======== Task data

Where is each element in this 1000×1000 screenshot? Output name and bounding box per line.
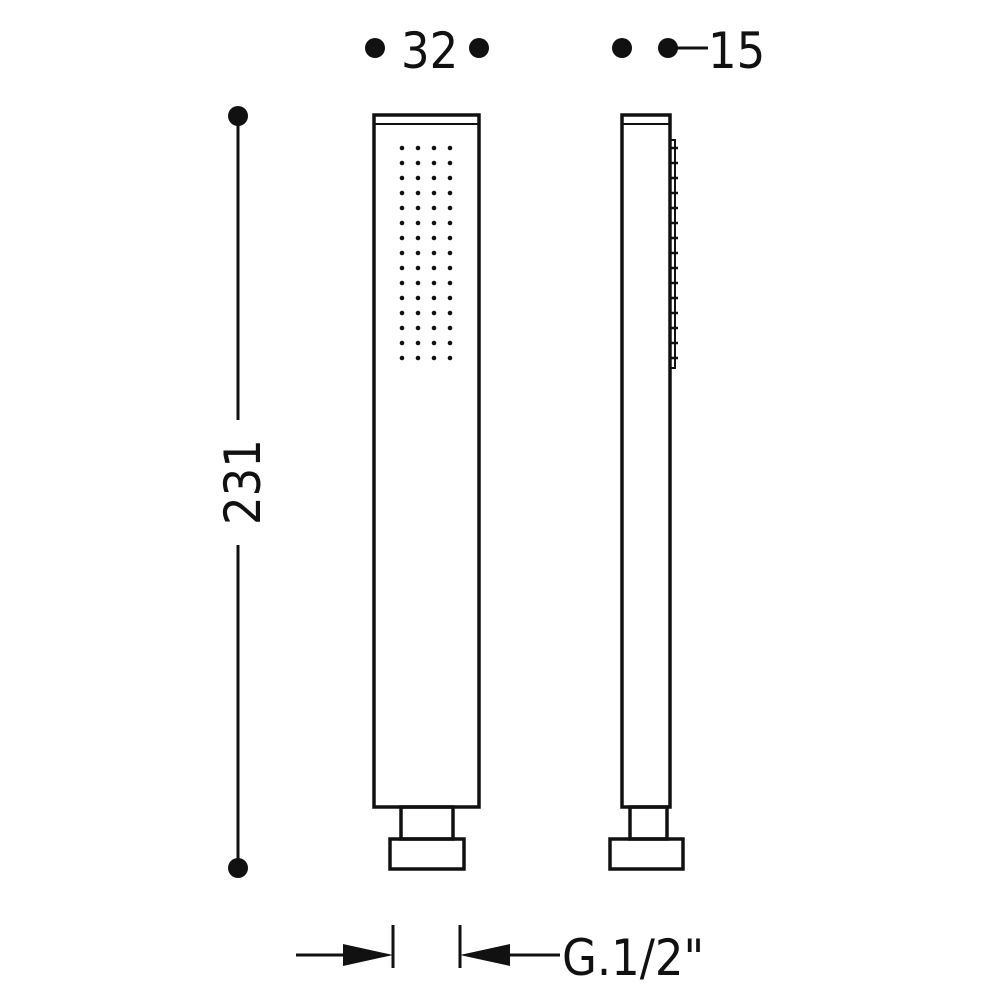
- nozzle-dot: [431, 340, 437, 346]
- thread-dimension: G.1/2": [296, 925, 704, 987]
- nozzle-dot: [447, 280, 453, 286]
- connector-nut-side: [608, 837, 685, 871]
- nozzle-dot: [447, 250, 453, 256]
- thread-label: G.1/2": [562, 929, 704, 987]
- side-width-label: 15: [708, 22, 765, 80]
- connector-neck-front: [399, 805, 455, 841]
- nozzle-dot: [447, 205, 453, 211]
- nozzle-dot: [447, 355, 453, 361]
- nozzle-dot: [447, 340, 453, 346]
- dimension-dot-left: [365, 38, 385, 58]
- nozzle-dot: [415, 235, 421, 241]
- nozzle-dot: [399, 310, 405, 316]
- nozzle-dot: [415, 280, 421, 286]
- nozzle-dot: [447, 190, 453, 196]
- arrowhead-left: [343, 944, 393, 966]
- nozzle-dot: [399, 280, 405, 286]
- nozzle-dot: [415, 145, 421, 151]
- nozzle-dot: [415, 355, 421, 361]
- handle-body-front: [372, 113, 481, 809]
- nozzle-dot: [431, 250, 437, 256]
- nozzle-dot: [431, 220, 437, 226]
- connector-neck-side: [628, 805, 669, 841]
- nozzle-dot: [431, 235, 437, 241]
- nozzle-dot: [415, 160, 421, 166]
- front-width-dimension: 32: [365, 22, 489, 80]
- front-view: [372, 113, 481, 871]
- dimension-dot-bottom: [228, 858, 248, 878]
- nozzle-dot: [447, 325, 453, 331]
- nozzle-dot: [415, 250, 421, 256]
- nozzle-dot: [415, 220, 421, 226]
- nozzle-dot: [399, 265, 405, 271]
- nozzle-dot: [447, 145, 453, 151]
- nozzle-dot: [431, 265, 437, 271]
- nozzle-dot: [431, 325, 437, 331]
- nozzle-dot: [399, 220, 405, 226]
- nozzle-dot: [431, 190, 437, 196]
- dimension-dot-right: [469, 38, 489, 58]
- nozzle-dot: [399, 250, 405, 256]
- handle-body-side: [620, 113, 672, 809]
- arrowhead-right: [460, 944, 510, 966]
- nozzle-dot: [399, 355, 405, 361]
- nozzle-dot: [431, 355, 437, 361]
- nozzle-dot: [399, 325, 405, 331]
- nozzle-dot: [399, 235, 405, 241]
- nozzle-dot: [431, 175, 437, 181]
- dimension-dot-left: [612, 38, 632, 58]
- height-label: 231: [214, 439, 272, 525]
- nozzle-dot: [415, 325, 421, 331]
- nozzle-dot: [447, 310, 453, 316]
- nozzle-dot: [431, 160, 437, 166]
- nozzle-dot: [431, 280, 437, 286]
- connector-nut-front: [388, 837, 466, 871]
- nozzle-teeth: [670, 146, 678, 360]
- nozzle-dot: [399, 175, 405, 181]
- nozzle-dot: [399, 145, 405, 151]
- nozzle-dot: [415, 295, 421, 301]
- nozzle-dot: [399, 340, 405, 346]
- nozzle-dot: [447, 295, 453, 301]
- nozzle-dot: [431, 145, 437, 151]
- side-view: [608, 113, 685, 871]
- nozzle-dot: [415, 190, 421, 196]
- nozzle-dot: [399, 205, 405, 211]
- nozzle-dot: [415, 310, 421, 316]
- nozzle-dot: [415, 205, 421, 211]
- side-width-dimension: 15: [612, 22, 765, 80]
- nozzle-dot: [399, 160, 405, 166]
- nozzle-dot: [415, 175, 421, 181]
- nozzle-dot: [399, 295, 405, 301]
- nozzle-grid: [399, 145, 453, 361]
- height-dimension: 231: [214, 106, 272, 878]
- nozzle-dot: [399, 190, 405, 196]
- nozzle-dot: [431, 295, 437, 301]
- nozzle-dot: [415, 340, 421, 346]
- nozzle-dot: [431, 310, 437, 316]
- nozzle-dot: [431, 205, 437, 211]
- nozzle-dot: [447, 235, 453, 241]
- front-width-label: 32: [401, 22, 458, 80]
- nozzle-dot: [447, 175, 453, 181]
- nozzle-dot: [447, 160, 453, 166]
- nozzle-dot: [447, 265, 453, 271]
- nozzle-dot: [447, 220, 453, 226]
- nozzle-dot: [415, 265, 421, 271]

================
======== Task data

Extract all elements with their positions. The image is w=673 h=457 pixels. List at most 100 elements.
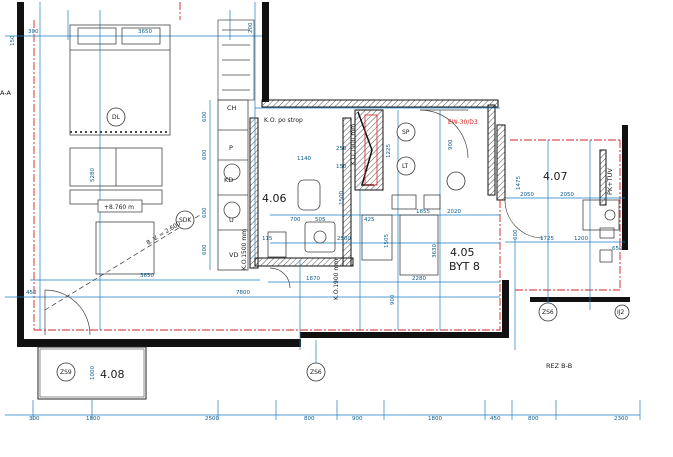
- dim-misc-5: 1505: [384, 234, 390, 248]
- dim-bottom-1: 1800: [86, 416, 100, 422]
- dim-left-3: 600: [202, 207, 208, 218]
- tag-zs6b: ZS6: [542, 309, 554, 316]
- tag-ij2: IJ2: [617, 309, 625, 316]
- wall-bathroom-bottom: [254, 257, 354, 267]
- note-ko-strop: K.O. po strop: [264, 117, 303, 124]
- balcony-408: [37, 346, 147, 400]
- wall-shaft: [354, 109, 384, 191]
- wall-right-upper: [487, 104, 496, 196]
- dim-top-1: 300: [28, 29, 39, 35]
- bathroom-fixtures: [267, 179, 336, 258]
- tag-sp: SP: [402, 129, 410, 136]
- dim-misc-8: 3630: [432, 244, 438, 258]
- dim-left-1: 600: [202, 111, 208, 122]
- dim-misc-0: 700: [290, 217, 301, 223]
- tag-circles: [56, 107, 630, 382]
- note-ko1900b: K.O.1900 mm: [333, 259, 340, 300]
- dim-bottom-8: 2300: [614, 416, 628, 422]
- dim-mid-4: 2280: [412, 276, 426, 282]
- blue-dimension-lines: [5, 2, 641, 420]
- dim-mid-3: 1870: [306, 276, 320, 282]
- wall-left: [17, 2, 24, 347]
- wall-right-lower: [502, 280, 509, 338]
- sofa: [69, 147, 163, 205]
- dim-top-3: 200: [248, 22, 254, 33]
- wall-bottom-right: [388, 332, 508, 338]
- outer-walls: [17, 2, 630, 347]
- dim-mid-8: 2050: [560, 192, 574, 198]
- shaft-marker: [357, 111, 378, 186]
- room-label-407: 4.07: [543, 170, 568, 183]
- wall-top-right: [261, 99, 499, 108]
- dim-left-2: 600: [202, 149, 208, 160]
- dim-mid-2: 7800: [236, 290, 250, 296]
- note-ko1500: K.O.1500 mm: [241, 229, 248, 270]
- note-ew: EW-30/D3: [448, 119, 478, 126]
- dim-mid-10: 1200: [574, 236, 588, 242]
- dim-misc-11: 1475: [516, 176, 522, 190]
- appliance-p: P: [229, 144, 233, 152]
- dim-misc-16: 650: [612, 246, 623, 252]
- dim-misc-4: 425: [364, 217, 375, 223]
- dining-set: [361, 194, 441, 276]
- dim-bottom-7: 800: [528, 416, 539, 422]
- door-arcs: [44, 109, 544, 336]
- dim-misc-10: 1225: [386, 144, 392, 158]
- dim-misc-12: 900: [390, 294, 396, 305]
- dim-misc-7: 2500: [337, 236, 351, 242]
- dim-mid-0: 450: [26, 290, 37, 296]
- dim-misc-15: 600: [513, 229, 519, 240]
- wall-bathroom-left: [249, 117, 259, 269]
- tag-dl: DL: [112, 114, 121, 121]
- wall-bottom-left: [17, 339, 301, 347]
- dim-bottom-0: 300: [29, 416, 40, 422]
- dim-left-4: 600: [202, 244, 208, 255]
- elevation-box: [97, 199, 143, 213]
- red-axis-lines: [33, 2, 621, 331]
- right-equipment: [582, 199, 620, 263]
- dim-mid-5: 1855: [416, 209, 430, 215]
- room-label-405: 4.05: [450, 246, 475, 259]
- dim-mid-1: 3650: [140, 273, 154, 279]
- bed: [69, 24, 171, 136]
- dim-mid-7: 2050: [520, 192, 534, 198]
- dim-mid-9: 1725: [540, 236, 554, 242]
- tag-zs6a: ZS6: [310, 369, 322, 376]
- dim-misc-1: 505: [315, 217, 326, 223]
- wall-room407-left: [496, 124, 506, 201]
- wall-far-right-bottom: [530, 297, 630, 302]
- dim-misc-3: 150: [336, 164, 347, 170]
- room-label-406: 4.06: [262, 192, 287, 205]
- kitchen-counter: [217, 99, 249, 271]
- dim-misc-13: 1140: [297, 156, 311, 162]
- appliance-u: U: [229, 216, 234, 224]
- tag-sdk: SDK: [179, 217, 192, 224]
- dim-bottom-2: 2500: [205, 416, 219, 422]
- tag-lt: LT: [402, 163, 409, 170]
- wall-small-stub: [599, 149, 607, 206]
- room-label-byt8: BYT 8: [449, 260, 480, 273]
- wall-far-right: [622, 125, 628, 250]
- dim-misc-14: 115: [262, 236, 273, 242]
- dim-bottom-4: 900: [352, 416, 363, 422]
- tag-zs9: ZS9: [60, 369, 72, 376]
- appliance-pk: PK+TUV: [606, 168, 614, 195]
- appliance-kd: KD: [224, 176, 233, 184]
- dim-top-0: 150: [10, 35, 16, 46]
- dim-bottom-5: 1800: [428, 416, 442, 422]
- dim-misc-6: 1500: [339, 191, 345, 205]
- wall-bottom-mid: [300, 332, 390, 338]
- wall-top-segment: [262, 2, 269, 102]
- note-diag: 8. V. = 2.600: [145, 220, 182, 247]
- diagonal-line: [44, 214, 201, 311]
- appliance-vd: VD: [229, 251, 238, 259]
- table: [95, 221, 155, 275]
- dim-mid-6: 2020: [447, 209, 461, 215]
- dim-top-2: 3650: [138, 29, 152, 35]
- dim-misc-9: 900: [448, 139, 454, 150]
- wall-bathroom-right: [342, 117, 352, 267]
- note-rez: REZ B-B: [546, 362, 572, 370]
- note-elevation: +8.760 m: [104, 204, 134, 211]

================
======== Task data

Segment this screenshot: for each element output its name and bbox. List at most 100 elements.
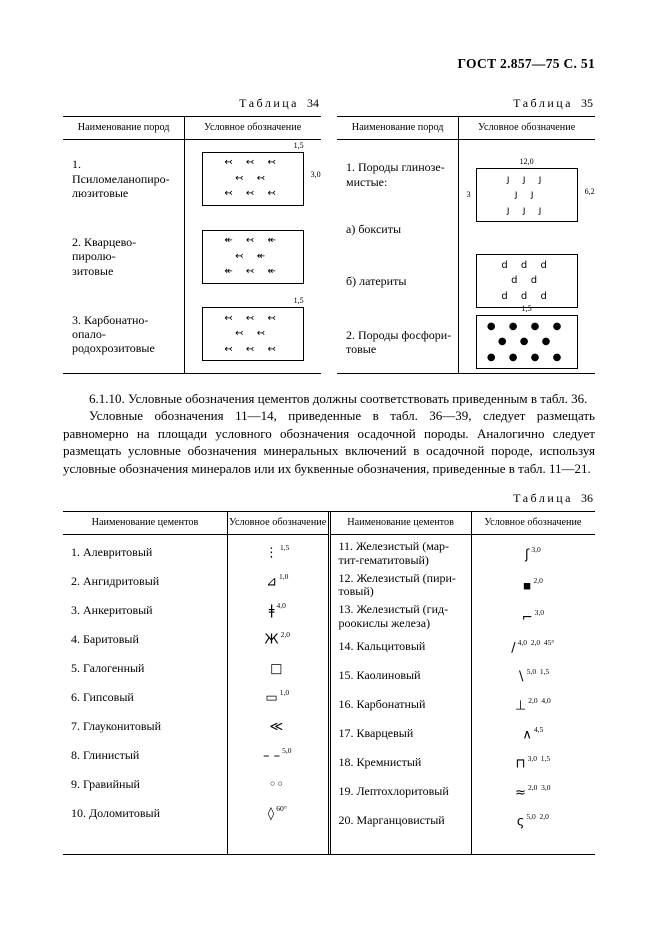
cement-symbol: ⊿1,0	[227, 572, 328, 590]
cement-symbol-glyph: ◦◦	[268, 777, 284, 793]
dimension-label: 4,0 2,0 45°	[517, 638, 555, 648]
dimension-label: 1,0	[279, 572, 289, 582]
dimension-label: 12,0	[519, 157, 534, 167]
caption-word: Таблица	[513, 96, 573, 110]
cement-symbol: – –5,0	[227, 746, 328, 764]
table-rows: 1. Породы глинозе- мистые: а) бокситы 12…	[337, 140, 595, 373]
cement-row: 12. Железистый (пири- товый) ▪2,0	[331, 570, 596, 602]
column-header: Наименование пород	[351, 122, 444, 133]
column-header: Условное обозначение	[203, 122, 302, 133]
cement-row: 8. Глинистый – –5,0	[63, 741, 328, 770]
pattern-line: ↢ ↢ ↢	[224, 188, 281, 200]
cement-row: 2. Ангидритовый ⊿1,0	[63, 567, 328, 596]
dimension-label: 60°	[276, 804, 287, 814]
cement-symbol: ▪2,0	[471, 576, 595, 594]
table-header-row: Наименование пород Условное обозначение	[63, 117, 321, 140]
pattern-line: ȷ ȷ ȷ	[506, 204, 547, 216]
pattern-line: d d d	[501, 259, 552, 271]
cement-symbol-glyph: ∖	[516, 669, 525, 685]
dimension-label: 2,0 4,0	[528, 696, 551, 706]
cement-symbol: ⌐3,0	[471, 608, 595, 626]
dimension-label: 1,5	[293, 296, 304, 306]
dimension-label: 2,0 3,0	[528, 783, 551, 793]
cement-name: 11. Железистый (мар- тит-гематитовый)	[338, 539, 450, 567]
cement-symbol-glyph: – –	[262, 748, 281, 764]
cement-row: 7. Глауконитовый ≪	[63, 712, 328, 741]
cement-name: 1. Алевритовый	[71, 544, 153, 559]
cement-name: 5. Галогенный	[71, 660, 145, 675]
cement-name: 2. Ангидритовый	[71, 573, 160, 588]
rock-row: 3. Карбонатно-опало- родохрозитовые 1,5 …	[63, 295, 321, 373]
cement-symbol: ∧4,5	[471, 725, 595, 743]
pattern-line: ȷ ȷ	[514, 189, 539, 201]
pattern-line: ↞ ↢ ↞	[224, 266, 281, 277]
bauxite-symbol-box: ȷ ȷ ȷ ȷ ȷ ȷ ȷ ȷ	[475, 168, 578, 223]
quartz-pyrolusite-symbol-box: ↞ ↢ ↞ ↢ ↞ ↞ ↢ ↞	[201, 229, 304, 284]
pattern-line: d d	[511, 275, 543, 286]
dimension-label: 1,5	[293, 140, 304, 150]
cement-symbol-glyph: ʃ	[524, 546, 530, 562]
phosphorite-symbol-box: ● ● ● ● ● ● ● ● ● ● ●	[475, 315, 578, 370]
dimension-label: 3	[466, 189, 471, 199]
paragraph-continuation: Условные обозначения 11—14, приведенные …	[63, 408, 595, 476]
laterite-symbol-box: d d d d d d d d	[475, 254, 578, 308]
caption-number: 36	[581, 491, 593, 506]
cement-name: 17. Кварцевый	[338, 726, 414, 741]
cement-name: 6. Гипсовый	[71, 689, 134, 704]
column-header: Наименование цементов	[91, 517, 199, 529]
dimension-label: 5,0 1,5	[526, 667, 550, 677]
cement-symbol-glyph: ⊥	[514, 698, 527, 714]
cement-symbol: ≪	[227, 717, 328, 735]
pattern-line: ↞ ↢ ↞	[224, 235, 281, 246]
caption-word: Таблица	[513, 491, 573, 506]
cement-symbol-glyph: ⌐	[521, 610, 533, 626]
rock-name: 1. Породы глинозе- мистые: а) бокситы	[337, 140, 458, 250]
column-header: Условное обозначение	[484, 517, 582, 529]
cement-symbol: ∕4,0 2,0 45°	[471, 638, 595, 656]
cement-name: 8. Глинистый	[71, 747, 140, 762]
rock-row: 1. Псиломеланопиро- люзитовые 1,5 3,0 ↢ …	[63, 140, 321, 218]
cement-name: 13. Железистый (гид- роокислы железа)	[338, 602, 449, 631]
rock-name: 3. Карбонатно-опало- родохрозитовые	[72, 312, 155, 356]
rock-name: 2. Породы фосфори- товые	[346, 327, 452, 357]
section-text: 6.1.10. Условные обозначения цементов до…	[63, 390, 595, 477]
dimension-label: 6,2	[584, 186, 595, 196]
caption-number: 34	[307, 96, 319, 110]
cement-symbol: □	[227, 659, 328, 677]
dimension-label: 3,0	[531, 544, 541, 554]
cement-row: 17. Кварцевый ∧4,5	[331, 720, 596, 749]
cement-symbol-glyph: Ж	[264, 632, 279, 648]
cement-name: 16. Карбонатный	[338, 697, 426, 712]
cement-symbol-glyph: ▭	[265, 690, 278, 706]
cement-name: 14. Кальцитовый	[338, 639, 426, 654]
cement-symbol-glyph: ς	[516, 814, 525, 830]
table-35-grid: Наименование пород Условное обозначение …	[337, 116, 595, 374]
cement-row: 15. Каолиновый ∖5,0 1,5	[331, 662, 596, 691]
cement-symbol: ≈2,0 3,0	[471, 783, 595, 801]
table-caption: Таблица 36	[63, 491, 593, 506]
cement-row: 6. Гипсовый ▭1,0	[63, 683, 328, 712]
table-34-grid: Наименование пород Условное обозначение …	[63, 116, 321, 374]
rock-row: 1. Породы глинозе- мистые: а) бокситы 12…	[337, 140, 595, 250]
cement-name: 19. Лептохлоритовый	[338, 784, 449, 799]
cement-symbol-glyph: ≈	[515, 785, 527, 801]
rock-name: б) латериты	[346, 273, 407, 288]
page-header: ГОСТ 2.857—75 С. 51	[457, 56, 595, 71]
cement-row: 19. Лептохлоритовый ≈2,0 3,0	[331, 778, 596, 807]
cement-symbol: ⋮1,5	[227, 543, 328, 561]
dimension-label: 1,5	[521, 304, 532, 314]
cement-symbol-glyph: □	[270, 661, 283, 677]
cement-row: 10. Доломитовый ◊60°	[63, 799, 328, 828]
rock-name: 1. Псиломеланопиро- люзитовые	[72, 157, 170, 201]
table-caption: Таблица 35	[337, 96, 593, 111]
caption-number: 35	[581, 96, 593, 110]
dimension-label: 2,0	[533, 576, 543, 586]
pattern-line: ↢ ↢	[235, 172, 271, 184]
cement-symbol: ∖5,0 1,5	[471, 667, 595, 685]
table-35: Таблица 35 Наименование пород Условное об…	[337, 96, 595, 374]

================

**What you have to do:**
Please convert the rows into a JSON list of strings, one string per line and no entries for blank lines. Begin at the line that has "572, 328, 590]" and stop after the line that has "544, 153, 559]".

**Solution:**
[
  "cement-symbol: ⊿1,0\t[227, 572, 328, 590]",
  "cement-symbol-glyph: ◦◦\t[268, 777, 284, 793]",
  "dimension-label: 4,0 2,0 45°\t[517, 638, 555, 648]",
  "dimension-label: 1,0\t[279, 572, 289, 582]",
  "dimension-label: 12,0\t[519, 157, 534, 167]",
  "caption-word: Таблица\t[513, 96, 573, 110]",
  "cement-symbol: – –5,0\t[227, 746, 328, 764]",
  "table-rows: 1. Породы глинозе- мистые: а) бокситы 12…\t[337, 140, 595, 373]",
  "cement-row: 12. Железистый (пири- товый) ▪2,0\t[331, 570, 596, 602]",
  "column-header: Наименование пород\t[351, 122, 444, 133]",
  "column-header: Условное обозначение\t[203, 122, 302, 133]",
  "cement-row: 8. Глинистый – –5,0\t[63, 741, 328, 770]",
  "pattern-line: ↢ ↢ ↢\t[224, 188, 281, 200]",
  "cement-row: 2. Ангидритовый ⊿1,0\t[63, 567, 328, 596]",
  "dimension-label: 60°\t[276, 804, 287, 814]",
  "cement-symbol: ▪2,0\t[471, 576, 595, 594]",
  "table-header-row: Наименование пород Условное обозначение\t[63, 117, 321, 140]",
  "pattern-line: ȷ ȷ ȷ\t[506, 204, 547, 216]",
  "pattern-line: d d d\t[501, 259, 552, 271]",
  "cement-symbol-glyph: ∖\t[516, 669, 525, 685]",
  "dimension-label: 2,0 4,0\t[528, 696, 551, 706]",
  "cement-symbol: ⌐3,0\t[471, 608, 595, 626]",
  "dimension-label: 1,5\t[293, 296, 304, 306]",
  "dimension-label: 2,0 3,0\t[528, 783, 551, 793]",
  "cement-name: 11. Железистый (мар- тит-гематитовый)\t[338, 539, 450, 567]",
  "cement-symbol-glyph: – –\t[262, 748, 281, 764]",
  "cement-row: 7. Глауконитовый ≪\t[63, 712, 328, 741]",
  "cement-name: 1. Алевритовый\t[71, 544, 153, 559]"
]